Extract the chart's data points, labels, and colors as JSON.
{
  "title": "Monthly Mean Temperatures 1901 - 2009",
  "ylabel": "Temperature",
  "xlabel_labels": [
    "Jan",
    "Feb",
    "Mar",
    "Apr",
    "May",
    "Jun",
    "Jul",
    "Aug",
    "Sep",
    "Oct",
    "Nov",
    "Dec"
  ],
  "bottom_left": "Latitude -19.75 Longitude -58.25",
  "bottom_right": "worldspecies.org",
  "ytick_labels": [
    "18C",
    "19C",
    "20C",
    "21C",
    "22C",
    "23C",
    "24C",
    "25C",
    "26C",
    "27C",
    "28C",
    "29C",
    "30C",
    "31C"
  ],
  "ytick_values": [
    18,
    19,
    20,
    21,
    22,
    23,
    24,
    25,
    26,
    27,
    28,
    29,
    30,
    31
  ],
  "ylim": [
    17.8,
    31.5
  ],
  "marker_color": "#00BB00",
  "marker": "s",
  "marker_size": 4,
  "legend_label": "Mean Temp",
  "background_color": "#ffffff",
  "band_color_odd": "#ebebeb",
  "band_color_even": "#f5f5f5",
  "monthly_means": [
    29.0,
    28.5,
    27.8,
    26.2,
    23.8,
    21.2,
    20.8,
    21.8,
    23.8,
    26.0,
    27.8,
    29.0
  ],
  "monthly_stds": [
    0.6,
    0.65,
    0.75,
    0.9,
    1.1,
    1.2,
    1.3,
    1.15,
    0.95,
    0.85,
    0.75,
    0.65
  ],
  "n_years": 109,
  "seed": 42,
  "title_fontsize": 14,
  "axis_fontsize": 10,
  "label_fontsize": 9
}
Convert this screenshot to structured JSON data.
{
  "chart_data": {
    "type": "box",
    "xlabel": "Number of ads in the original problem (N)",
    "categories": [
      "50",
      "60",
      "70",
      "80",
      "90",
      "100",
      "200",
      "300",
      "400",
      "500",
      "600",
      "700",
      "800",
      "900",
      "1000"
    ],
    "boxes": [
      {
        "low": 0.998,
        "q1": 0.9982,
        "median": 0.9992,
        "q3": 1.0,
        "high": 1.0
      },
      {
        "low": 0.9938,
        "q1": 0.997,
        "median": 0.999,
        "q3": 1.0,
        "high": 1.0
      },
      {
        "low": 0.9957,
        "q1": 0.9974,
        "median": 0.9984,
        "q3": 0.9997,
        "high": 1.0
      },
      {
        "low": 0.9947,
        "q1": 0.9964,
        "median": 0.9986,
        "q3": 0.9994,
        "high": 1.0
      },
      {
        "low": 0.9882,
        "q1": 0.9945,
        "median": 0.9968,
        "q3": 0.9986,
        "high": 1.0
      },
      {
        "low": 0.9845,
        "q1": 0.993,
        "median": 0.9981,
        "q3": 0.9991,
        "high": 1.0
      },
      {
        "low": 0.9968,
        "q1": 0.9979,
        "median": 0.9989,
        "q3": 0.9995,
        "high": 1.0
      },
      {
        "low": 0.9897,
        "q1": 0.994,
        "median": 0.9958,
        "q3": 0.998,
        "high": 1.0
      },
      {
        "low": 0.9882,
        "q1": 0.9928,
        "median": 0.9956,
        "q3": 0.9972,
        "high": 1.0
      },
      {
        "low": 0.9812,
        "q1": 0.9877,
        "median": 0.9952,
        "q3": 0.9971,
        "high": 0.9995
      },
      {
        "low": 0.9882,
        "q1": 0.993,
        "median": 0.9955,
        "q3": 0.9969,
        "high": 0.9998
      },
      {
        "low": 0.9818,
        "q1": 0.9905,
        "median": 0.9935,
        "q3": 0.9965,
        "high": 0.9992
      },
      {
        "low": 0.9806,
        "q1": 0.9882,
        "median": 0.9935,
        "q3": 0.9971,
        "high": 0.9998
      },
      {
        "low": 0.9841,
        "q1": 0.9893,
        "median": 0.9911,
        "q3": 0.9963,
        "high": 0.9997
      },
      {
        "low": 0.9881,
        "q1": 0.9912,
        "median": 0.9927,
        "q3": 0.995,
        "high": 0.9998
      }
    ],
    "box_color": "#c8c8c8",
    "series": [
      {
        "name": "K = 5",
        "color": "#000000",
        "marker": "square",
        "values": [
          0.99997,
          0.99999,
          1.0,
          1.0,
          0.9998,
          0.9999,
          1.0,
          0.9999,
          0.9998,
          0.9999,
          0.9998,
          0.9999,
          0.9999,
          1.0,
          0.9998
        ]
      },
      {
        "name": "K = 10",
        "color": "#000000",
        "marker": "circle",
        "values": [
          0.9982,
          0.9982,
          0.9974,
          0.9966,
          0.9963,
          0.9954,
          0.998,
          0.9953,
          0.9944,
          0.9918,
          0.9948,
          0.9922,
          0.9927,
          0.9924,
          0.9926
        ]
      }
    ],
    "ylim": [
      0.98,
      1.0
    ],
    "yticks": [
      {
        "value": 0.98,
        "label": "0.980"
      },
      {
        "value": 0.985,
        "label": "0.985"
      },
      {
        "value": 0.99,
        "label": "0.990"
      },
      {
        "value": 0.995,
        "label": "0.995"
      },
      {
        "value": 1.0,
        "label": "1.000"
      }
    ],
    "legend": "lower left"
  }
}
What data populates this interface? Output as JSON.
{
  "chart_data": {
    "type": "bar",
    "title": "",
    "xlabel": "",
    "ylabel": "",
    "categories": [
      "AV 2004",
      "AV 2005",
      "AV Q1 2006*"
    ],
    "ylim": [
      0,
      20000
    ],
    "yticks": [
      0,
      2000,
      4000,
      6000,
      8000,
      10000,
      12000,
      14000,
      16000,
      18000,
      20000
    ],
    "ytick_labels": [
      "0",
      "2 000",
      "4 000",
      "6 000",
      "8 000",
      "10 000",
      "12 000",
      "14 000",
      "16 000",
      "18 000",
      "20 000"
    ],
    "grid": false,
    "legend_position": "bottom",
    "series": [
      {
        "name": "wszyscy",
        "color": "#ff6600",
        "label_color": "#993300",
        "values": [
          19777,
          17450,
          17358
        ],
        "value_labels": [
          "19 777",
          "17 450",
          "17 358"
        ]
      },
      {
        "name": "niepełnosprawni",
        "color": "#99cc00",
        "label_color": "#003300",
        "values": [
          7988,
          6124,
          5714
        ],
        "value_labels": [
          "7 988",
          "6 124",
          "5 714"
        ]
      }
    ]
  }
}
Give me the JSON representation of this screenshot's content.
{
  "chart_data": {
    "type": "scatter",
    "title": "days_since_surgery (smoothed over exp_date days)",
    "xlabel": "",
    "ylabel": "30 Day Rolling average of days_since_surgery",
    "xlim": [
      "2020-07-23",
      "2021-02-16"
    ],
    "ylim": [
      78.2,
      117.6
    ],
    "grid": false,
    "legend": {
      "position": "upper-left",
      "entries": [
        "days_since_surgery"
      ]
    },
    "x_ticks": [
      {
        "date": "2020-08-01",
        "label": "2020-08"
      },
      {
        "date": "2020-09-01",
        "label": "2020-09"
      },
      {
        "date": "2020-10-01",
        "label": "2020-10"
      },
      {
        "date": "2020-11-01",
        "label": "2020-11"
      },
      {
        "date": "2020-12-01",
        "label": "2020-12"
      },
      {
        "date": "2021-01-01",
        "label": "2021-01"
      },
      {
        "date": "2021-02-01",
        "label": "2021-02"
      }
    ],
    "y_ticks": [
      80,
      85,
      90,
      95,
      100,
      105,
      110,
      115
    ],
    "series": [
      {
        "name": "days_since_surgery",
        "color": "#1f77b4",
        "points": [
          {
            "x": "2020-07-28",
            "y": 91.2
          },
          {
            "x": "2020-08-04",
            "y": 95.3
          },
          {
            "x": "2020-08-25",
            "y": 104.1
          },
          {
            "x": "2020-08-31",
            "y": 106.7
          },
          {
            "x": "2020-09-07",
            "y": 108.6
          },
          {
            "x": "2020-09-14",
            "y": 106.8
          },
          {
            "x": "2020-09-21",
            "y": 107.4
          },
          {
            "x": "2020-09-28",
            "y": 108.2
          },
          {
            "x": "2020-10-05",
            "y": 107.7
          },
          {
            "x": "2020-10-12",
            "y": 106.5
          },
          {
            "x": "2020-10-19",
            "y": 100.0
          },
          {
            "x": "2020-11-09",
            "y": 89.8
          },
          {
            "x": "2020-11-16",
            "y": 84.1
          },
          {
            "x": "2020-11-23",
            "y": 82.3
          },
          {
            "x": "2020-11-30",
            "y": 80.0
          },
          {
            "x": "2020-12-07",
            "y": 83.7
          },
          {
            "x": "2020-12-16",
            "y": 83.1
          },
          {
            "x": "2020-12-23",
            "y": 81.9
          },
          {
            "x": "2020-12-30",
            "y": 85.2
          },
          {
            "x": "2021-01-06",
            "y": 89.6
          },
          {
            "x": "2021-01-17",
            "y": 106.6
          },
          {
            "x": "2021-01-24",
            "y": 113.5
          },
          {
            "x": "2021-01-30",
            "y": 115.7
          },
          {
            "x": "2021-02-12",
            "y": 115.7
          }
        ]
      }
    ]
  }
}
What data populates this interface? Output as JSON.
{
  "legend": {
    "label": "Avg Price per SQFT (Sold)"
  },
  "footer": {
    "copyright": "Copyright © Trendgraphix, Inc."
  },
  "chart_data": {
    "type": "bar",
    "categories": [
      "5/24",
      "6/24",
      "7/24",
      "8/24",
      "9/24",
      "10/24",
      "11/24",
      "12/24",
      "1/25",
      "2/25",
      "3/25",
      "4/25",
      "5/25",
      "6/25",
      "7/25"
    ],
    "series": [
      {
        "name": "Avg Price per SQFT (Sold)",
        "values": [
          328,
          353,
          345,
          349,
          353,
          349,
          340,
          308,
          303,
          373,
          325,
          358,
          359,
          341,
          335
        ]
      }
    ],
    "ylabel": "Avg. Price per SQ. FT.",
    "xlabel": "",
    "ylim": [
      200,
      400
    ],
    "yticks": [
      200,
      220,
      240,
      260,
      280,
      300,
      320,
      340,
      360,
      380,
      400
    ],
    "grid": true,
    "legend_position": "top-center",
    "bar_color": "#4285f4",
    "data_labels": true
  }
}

———

» **WHAT YOU HAVE TO DO**: Return each line among the entries that holds the word "ylabel".

» **WRITTEN RESPONSE**:
  "ylabel": "Temperature",
    "ylabel": "",
    "ylabel": "30 Day Rolling average of days_since_surgery",
    "ylabel": "Avg. Price per SQ. FT.",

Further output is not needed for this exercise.